/---
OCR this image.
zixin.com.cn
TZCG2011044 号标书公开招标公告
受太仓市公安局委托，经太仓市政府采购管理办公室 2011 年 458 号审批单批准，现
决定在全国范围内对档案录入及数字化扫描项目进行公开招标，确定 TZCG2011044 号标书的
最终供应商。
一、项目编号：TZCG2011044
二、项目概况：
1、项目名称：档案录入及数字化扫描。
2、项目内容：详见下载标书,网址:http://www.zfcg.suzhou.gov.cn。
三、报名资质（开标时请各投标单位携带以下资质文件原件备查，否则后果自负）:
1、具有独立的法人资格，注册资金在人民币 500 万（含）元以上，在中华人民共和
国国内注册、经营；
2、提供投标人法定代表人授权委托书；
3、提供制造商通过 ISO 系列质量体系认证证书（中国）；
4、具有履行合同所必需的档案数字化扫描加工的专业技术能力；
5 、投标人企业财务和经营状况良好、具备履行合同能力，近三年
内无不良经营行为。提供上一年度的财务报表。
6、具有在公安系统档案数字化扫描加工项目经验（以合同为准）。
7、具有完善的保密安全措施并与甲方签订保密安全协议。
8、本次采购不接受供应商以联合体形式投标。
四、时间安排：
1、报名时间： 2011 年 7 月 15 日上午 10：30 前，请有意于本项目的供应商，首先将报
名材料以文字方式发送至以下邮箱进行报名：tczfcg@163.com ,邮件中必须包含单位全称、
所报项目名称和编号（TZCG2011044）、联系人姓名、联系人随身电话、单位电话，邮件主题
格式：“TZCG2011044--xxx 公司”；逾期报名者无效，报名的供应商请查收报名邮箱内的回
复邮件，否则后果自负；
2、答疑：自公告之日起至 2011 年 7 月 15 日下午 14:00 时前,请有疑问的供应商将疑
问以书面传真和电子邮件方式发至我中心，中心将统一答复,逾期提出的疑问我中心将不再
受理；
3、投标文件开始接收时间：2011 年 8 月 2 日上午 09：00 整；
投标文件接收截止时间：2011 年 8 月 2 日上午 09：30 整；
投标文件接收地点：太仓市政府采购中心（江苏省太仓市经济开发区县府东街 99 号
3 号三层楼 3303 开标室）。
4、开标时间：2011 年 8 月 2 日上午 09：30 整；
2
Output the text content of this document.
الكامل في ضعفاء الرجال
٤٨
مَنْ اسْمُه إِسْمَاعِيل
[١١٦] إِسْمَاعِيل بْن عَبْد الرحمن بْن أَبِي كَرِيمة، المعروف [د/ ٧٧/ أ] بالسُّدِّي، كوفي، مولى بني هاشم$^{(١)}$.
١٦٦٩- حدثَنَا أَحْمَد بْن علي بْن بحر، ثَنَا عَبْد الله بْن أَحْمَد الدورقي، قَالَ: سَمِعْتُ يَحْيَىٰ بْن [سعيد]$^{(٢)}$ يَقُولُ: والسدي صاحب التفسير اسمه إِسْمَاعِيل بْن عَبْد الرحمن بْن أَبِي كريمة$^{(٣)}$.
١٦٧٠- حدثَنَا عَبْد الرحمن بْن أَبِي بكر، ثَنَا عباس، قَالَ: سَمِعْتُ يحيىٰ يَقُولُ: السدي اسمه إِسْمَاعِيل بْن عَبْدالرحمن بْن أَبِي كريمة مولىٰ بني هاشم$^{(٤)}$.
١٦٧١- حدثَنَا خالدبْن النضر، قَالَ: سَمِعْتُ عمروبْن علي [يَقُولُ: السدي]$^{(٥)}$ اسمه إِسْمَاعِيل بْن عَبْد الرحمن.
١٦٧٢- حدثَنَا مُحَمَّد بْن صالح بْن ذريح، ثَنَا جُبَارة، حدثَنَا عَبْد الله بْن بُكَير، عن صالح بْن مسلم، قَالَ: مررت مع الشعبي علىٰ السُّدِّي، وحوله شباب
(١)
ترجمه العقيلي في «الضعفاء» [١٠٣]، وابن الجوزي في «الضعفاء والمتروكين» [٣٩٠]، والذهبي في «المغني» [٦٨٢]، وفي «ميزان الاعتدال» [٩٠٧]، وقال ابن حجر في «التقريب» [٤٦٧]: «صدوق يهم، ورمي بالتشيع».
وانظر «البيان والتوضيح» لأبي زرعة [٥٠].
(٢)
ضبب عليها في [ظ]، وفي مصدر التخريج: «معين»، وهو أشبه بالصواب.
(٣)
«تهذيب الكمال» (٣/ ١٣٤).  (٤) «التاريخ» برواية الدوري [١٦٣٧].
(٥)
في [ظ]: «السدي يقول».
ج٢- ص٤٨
\---
◆ PROBLEM STATEMENT ◆
Determine how many lines of the listing hold the word "this" and reply with that figure alone.

◆ COMPLETE OUTPUT ◆
2